EXTRACTED DATA:
------------

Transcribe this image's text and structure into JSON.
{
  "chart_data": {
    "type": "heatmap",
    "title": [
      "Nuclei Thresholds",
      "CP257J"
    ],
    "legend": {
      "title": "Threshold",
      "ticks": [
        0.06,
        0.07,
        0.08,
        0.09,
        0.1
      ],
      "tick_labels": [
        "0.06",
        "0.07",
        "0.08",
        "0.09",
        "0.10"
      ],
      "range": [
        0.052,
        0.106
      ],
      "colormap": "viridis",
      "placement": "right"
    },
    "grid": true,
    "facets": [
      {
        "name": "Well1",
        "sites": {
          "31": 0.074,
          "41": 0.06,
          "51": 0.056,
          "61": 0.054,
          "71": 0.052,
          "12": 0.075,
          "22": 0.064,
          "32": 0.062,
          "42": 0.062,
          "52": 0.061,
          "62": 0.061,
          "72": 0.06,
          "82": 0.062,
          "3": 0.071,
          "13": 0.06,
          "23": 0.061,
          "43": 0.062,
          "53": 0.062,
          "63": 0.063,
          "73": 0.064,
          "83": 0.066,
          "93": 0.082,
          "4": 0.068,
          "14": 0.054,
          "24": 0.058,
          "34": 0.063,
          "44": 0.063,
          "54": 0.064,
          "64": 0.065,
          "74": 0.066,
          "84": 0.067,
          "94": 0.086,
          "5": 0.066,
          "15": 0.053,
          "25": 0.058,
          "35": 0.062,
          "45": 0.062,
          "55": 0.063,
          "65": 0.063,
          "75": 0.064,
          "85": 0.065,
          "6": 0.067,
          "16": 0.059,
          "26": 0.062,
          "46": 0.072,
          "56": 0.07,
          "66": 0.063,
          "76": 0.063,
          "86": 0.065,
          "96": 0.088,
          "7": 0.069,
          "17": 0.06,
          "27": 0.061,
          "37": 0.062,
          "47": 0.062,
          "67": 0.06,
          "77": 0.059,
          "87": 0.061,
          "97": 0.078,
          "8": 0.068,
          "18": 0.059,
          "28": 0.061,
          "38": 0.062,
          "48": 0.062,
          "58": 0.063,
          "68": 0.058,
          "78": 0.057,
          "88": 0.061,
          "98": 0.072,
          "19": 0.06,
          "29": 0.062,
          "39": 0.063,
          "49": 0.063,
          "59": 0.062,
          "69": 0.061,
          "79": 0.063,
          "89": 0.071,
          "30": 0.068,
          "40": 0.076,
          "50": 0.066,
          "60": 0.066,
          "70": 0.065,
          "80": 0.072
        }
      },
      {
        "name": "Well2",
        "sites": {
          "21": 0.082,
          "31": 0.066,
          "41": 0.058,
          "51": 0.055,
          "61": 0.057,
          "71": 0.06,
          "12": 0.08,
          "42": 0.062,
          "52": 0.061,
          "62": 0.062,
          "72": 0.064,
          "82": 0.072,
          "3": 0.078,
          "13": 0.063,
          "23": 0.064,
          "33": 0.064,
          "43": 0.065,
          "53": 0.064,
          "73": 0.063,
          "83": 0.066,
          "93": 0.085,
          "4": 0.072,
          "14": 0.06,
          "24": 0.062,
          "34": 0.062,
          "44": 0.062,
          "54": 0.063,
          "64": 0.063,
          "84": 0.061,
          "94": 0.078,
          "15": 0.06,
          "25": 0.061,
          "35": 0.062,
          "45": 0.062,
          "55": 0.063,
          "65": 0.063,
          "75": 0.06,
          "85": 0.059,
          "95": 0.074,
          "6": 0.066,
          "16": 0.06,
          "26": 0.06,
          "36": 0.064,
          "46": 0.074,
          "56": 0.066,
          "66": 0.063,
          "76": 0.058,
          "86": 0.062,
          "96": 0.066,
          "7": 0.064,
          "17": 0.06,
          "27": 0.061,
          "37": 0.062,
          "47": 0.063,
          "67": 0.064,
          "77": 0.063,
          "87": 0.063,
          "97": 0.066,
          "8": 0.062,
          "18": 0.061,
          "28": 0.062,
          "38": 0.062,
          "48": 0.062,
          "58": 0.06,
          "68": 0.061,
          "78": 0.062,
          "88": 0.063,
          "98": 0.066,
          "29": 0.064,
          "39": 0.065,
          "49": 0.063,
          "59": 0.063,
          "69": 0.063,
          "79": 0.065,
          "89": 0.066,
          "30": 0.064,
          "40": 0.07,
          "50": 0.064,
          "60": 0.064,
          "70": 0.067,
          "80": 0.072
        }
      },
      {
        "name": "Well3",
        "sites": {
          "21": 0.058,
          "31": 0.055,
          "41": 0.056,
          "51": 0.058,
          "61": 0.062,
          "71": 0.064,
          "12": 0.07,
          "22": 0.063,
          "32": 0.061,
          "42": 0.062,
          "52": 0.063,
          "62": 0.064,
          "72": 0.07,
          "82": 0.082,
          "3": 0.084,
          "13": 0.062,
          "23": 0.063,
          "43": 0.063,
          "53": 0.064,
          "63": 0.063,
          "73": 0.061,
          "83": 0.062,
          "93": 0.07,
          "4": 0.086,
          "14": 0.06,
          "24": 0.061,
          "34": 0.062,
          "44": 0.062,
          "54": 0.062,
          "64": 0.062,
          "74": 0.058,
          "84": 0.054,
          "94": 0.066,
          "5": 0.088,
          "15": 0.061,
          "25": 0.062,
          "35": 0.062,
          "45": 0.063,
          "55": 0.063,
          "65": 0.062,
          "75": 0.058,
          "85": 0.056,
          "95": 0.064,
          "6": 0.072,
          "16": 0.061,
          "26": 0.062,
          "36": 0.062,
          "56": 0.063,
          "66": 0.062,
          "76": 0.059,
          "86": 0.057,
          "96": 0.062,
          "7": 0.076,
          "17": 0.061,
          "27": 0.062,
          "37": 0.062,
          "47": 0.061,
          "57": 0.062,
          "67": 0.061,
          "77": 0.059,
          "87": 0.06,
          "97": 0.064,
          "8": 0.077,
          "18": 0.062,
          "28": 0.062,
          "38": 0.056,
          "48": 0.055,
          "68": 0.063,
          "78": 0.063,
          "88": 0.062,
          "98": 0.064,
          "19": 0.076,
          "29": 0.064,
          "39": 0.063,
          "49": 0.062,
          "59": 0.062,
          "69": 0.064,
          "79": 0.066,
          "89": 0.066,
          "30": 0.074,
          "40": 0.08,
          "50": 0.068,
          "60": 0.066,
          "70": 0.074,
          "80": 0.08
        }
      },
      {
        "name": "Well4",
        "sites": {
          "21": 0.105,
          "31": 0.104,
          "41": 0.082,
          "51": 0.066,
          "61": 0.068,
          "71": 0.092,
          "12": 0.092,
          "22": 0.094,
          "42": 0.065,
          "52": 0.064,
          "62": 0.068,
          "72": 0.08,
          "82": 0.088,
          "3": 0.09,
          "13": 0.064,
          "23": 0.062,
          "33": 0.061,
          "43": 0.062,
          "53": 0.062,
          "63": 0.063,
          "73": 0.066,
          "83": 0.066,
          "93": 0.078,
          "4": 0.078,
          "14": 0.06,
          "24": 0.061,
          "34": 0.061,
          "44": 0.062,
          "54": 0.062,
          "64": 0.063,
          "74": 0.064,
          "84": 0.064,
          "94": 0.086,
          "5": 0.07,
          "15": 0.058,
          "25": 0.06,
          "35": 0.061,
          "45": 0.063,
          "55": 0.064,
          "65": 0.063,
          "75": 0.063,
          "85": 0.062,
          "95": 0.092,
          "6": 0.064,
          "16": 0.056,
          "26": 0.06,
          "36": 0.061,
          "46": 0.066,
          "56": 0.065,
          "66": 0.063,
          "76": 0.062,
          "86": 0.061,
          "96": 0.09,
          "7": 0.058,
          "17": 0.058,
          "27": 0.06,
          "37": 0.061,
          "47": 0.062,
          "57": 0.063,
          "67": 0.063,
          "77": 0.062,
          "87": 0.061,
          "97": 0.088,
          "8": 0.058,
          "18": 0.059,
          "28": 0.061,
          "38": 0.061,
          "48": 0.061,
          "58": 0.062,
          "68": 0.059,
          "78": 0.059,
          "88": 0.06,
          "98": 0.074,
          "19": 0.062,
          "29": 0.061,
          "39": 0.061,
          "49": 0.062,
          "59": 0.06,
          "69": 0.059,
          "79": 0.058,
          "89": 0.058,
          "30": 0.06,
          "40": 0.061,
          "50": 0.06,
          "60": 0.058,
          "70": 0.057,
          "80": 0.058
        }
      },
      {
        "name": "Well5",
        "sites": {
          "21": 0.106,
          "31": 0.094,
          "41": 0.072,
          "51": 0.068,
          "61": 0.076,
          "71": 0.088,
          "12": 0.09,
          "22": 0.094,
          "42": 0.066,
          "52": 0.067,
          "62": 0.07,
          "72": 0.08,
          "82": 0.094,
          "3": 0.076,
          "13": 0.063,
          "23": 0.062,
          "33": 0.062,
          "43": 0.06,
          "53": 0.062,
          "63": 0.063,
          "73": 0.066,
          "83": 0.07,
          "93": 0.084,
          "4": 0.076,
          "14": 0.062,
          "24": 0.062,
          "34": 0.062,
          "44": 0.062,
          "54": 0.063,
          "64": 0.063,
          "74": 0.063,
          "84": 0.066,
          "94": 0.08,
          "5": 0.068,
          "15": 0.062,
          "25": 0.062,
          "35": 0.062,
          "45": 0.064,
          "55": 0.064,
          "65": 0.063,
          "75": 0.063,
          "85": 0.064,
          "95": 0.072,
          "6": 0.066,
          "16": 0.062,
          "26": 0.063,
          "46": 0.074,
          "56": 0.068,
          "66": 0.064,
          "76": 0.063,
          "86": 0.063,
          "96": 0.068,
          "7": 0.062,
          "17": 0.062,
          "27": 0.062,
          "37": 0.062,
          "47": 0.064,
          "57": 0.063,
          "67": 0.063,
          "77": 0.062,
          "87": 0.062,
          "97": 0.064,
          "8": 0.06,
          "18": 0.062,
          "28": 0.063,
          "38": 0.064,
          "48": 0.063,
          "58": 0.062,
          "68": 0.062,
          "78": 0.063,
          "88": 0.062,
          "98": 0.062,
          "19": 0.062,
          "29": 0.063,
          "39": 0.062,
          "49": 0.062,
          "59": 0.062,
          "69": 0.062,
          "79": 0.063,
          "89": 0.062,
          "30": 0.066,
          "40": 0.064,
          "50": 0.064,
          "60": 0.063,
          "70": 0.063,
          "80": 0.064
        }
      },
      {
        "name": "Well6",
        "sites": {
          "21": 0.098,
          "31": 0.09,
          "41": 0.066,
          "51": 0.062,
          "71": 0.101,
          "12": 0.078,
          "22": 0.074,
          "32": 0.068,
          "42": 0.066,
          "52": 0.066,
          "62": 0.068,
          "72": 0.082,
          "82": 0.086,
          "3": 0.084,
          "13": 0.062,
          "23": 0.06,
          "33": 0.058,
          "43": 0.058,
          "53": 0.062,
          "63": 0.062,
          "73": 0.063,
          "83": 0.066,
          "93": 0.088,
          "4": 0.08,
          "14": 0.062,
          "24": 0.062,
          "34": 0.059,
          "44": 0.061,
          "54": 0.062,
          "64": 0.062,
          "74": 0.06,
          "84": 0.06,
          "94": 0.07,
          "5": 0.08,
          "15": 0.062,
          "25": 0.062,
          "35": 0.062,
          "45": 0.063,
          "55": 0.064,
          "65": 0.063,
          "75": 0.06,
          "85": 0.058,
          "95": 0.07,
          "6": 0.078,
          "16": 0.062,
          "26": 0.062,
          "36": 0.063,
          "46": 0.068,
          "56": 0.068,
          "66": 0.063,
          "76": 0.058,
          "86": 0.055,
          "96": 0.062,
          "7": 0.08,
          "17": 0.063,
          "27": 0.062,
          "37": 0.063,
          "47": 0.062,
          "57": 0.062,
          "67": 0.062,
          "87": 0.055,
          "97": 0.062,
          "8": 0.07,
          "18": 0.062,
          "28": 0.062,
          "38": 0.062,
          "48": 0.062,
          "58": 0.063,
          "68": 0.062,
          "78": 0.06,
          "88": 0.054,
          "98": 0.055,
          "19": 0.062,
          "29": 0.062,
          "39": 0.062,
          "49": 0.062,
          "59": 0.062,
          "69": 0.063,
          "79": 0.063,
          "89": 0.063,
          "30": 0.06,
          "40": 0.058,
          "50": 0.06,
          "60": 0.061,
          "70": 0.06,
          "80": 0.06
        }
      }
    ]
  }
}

------------

AIM OF THE EXERCISE: Pick out every line above that holds the word "name" and copy it.

RESULT OF THIS EXERCISE:
        "name": "Well1",
        "name": "Well2",
        "name": "Well3",
        "name": "Well4",
        "name": "Well5",
        "name": "Well6",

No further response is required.